■ **Written instruction**
Reproduce the listing exactly, with no pictures in your copy.

■ **Data items**
________
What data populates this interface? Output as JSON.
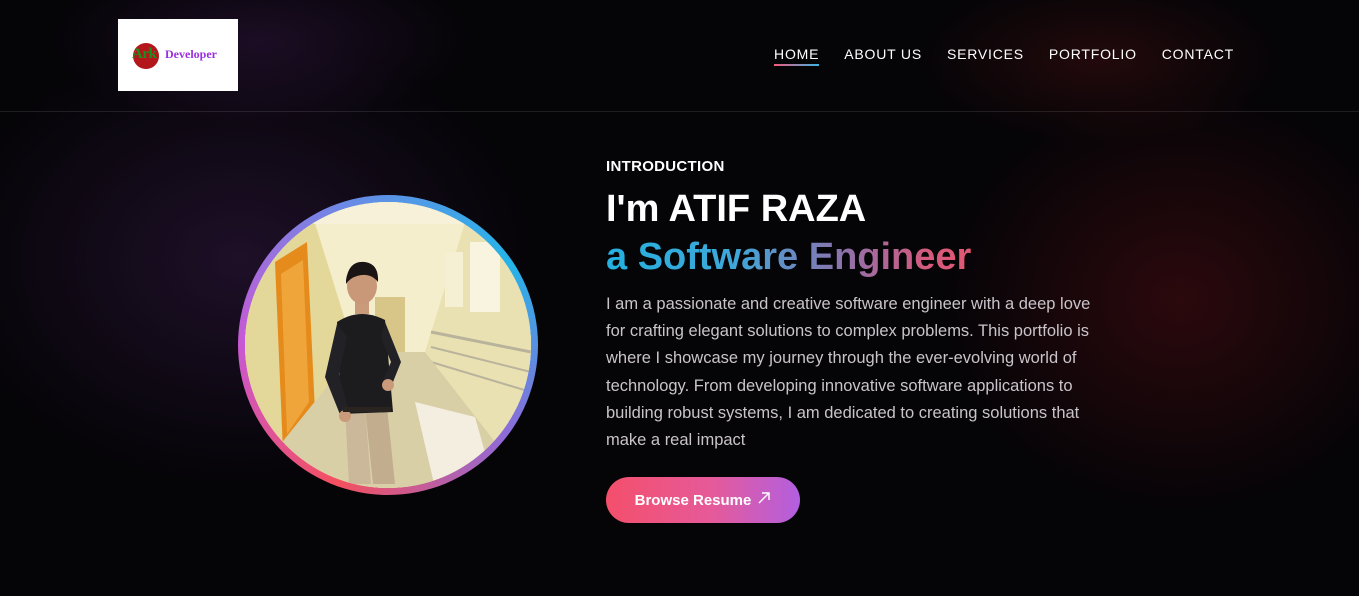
{
  "logo": {
    "mark": "Ark",
    "word": "Developer"
  },
  "nav": {
    "items": [
      {
        "label": "HOME",
        "active": true
      },
      {
        "label": "ABOUT US",
        "active": false
      },
      {
        "label": "SERVICES",
        "active": false
      },
      {
        "label": "PORTFOLIO",
        "active": false
      },
      {
        "label": "CONTACT",
        "active": false
      }
    ]
  },
  "hero": {
    "eyebrow": "INTRODUCTION",
    "name": "I'm ATIF RAZA",
    "role": "a Software Engineer",
    "description": "I am a passionate and creative software engineer with a deep love for crafting elegant solutions to complex problems. This portfolio is where I showcase my journey through the ever-evolving world of technology. From developing innovative software applications to building robust systems, I am dedicated to creating solutions that make a real impact",
    "button_label": "Browse Resume",
    "button_icon": "arrow-up-right-icon"
  },
  "colors": {
    "background": "#050407",
    "accent_pink": "#f44f6b",
    "accent_purple": "#b25fe0",
    "accent_blue": "#24b0e0"
  }
}
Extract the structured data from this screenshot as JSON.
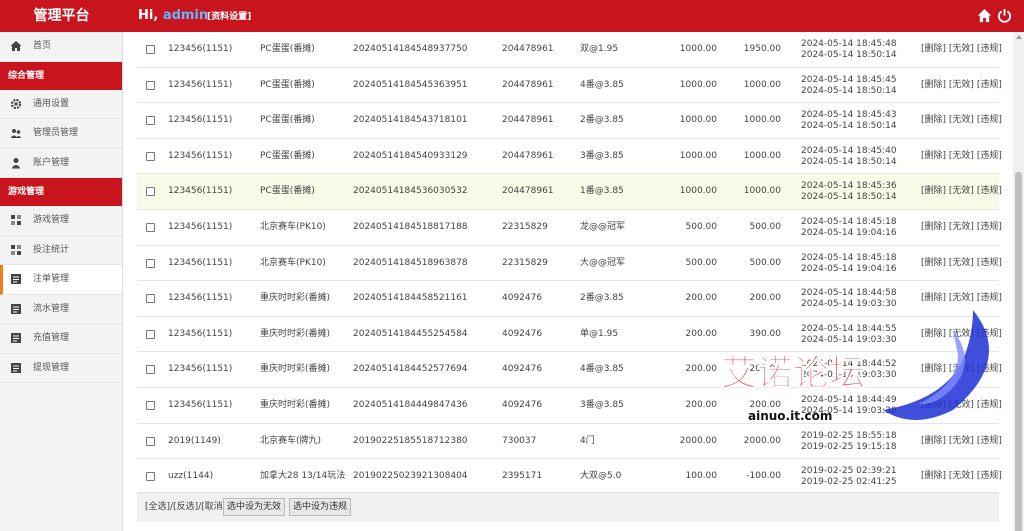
{
  "header": {
    "brand": "管理平台",
    "greeting_prefix": "Hi, ",
    "username": "admin",
    "settings_link": "[资料设置]"
  },
  "sidebar": {
    "home": "首页",
    "section1": "综合管理",
    "general_settings": "通用设置",
    "admin_management": "管理员管理",
    "account_management": "账户管理",
    "section2": "游戏管理",
    "game_management": "游戏管理",
    "bet_statistics": "投注统计",
    "bet_management": "注单管理",
    "flow_management": "流水管理",
    "recharge_management": "充值管理",
    "withdraw_management": "提现管理"
  },
  "rows": [
    {
      "user": "123456(1151)",
      "game": "PC蛋蛋(番摊)",
      "order": "20240514184548937750",
      "issue": "204478961",
      "bet": "双@1.95",
      "amount": "1000.00",
      "win": "1950.00",
      "t1": "2024-05-14 18:45:48",
      "t2": "2024-05-14 18:50:14"
    },
    {
      "user": "123456(1151)",
      "game": "PC蛋蛋(番摊)",
      "order": "20240514184545363951",
      "issue": "204478961",
      "bet": "4番@3.85",
      "amount": "1000.00",
      "win": "1000.00",
      "t1": "2024-05-14 18:45:45",
      "t2": "2024-05-14 18:50:14"
    },
    {
      "user": "123456(1151)",
      "game": "PC蛋蛋(番摊)",
      "order": "20240514184543718101",
      "issue": "204478961",
      "bet": "2番@3.85",
      "amount": "1000.00",
      "win": "1000.00",
      "t1": "2024-05-14 18:45:43",
      "t2": "2024-05-14 18:50:14"
    },
    {
      "user": "123456(1151)",
      "game": "PC蛋蛋(番摊)",
      "order": "20240514184540933129",
      "issue": "204478961",
      "bet": "3番@3.85",
      "amount": "1000.00",
      "win": "1000.00",
      "t1": "2024-05-14 18:45:40",
      "t2": "2024-05-14 18:50:14"
    },
    {
      "user": "123456(1151)",
      "game": "PC蛋蛋(番摊)",
      "order": "20240514184536030532",
      "issue": "204478961",
      "bet": "1番@3.85",
      "amount": "1000.00",
      "win": "1000.00",
      "t1": "2024-05-14 18:45:36",
      "t2": "2024-05-14 18:50:14",
      "highlight": true
    },
    {
      "user": "123456(1151)",
      "game": "北京赛车(PK10)",
      "order": "20240514184518817188",
      "issue": "22315829",
      "bet": "龙@@冠军",
      "amount": "500.00",
      "win": "500.00",
      "t1": "2024-05-14 18:45:18",
      "t2": "2024-05-14 19:04:16"
    },
    {
      "user": "123456(1151)",
      "game": "北京赛车(PK10)",
      "order": "20240514184518963878",
      "issue": "22315829",
      "bet": "大@@冠军",
      "amount": "500.00",
      "win": "500.00",
      "t1": "2024-05-14 18:45:18",
      "t2": "2024-05-14 19:04:16"
    },
    {
      "user": "123456(1151)",
      "game": "重庆时时彩(番摊)",
      "order": "20240514184458521161",
      "issue": "4092476",
      "bet": "2番@3.85",
      "amount": "200.00",
      "win": "200.00",
      "t1": "2024-05-14 18:44:58",
      "t2": "2024-05-14 19:03:30"
    },
    {
      "user": "123456(1151)",
      "game": "重庆时时彩(番摊)",
      "order": "20240514184455254584",
      "issue": "4092476",
      "bet": "单@1.95",
      "amount": "200.00",
      "win": "390.00",
      "t1": "2024-05-14 18:44:55",
      "t2": "2024-05-14 19:03:30"
    },
    {
      "user": "123456(1151)",
      "game": "重庆时时彩(番摊)",
      "order": "20240514184452577694",
      "issue": "4092476",
      "bet": "4番@3.85",
      "amount": "200.00",
      "win": "200.00",
      "t1": "2024-05-14 18:44:52",
      "t2": "2024-05-14 19:03:30"
    },
    {
      "user": "123456(1151)",
      "game": "重庆时时彩(番摊)",
      "order": "20240514184449847436",
      "issue": "4092476",
      "bet": "3番@3.85",
      "amount": "200.00",
      "win": "200.00",
      "t1": "2024-05-14 18:44:49",
      "t2": "2024-05-14 19:03:30"
    },
    {
      "user": "2019(1149)",
      "game": "北京赛车(牌九)",
      "order": "20190225185518712380",
      "issue": "730037",
      "bet": "4门",
      "amount": "2000.00",
      "win": "2000.00",
      "t1": "2019-02-25 18:55:18",
      "t2": "2019-02-25 19:15:18"
    },
    {
      "user": "uzz(1144)",
      "game": "加拿大28 13/14玩法",
      "order": "20190225023921308404",
      "issue": "2395171",
      "bet": "大双@5.0",
      "amount": "100.00",
      "win": "-100.00",
      "t1": "2019-02-25 02:39:21",
      "t2": "2019-02-25 02:41:25"
    }
  ],
  "ops": {
    "delete": "[删除]",
    "invalid": "[无效]",
    "violation": "[违规]"
  },
  "footer": {
    "select_text": "[全选]/[反选]/[取消]",
    "btn_invalid": "选中设为无效",
    "btn_violation": "选中设为违规"
  },
  "watermark": {
    "title": "艾诺论坛",
    "url": "ainuo.it.com"
  },
  "colors": {
    "primary_red": "#c8141c",
    "active_orange": "#f07b20",
    "highlight_row": "#f7fbe8"
  }
}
________
■ **Answer**
What data populates this interface? Output as JSON.
{
  "logo": {
    "mark": "Ark",
    "word": "Developer"
  },
  "nav": {
    "items": [
      {
        "label": "HOME",
        "active": true
      },
      {
        "label": "ABOUT US",
        "active": false
      },
      {
        "label": "SERVICES",
        "active": false
      },
      {
        "label": "PORTFOLIO",
        "active": false
      },
      {
        "label": "CONTACT",
        "active": false
      }
    ]
  },
  "hero": {
    "eyebrow": "INTRODUCTION",
    "name": "I'm ATIF RAZA",
    "role": "a Software Engineer",
    "description": "I am a passionate and creative software engineer with a deep love for crafting elegant solutions to complex problems. This portfolio is where I showcase my journey through the ever-evolving world of technology. From developing innovative software applications to building robust systems, I am dedicated to creating solutions that make a real impact",
    "button_label": "Browse Resume",
    "button_icon": "arrow-up-right-icon"
  },
  "colors": {
    "background": "#050407",
    "accent_pink": "#f44f6b",
    "accent_purple": "#b25fe0",
    "accent_blue": "#24b0e0"
  }
}
Extract the structured data from this screenshot as JSON.
{
  "header": {
    "brand": "管理平台",
    "greeting_prefix": "Hi, ",
    "username": "admin",
    "settings_link": "[资料设置]"
  },
  "sidebar": {
    "home": "首页",
    "section1": "综合管理",
    "general_settings": "通用设置",
    "admin_management": "管理员管理",
    "account_management": "账户管理",
    "section2": "游戏管理",
    "game_management": "游戏管理",
    "bet_statistics": "投注统计",
    "bet_management": "注单管理",
    "flow_management": "流水管理",
    "recharge_management": "充值管理",
    "withdraw_management": "提现管理"
  },
  "rows": [
    {
      "user": "123456(1151)",
      "game": "PC蛋蛋(番摊)",
      "order": "20240514184548937750",
      "issue": "204478961",
      "bet": "双@1.95",
      "amount": "1000.00",
      "win": "1950.00",
      "t1": "2024-05-14 18:45:48",
      "t2": "2024-05-14 18:50:14"
    },
    {
      "user": "123456(1151)",
      "game": "PC蛋蛋(番摊)",
      "order": "20240514184545363951",
      "issue": "204478961",
      "bet": "4番@3.85",
      "amount": "1000.00",
      "win": "1000.00",
      "t1": "2024-05-14 18:45:45",
      "t2": "2024-05-14 18:50:14"
    },
    {
      "user": "123456(1151)",
      "game": "PC蛋蛋(番摊)",
      "order": "20240514184543718101",
      "issue": "204478961",
      "bet": "2番@3.85",
      "amount": "1000.00",
      "win": "1000.00",
      "t1": "2024-05-14 18:45:43",
      "t2": "2024-05-14 18:50:14"
    },
    {
      "user": "123456(1151)",
      "game": "PC蛋蛋(番摊)",
      "order": "20240514184540933129",
      "issue": "204478961",
      "bet": "3番@3.85",
      "amount": "1000.00",
      "win": "1000.00",
      "t1": "2024-05-14 18:45:40",
      "t2": "2024-05-14 18:50:14"
    },
    {
      "user": "123456(1151)",
      "game": "PC蛋蛋(番摊)",
      "order": "20240514184536030532",
      "issue": "204478961",
      "bet": "1番@3.85",
      "amount": "1000.00",
      "win": "1000.00",
      "t1": "2024-05-14 18:45:36",
      "t2": "2024-05-14 18:50:14",
      "highlight": true
    },
    {
      "user": "123456(1151)",
      "game": "北京赛车(PK10)",
      "order": "20240514184518817188",
      "issue": "22315829",
      "bet": "龙@@冠军",
      "amount": "500.00",
      "win": "500.00",
      "t1": "2024-05-14 18:45:18",
      "t2": "2024-05-14 19:04:16"
    },
    {
      "user": "123456(1151)",
      "game": "北京赛车(PK10)",
      "order": "20240514184518963878",
      "issue": "22315829",
      "bet": "大@@冠军",
      "amount": "500.00",
      "win": "500.00",
      "t1": "2024-05-14 18:45:18",
      "t2": "2024-05-14 19:04:16"
    },
    {
      "user": "123456(1151)",
      "game": "重庆时时彩(番摊)",
      "order": "20240514184458521161",
      "issue": "4092476",
      "bet": "2番@3.85",
      "amount": "200.00",
      "win": "200.00",
      "t1": "2024-05-14 18:44:58",
      "t2": "2024-05-14 19:03:30"
    },
    {
      "user": "123456(1151)",
      "game": "重庆时时彩(番摊)",
      "order": "20240514184455254584",
      "issue": "4092476",
      "bet": "单@1.95",
      "amount": "200.00",
      "win": "390.00",
      "t1": "2024-05-14 18:44:55",
      "t2": "2024-05-14 19:03:30"
    },
    {
      "user": "123456(1151)",
      "game": "重庆时时彩(番摊)",
      "order": "20240514184452577694",
      "issue": "4092476",
      "bet": "4番@3.85",
      "amount": "200.00",
      "win": "200.00",
      "t1": "2024-05-14 18:44:52",
      "t2": "2024-05-14 19:03:30"
    },
    {
      "user": "123456(1151)",
      "game": "重庆时时彩(番摊)",
      "order": "20240514184449847436",
      "issue": "4092476",
      "bet": "3番@3.85",
      "amount": "200.00",
      "win": "200.00",
      "t1": "2024-05-14 18:44:49",
      "t2": "2024-05-14 19:03:30"
    },
    {
      "user": "2019(1149)",
      "game": "北京赛车(牌九)",
      "order": "20190225185518712380",
      "issue": "730037",
      "bet": "4门",
      "amount": "2000.00",
      "win": "2000.00",
      "t1": "2019-02-25 18:55:18",
      "t2": "2019-02-25 19:15:18"
    },
    {
      "user": "uzz(1144)",
      "game": "加拿大28 13/14玩法",
      "order": "20190225023921308404",
      "issue": "2395171",
      "bet": "大双@5.0",
      "amount": "100.00",
      "win": "-100.00",
      "t1": "2019-02-25 02:39:21",
      "t2": "2019-02-25 02:41:25"
    }
  ],
  "ops": {
    "delete": "[删除]",
    "invalid": "[无效]",
    "violation": "[违规]"
  },
  "footer": {
    "select_text": "[全选]/[反选]/[取消]",
    "btn_invalid": "选中设为无效",
    "btn_violation": "选中设为违规"
  },
  "watermark": {
    "title": "艾诺论坛",
    "url": "ainuo.it.com"
  },
  "colors": {
    "primary_red": "#c8141c",
    "active_orange": "#f07b20",
    "highlight_row": "#f7fbe8"
  }
}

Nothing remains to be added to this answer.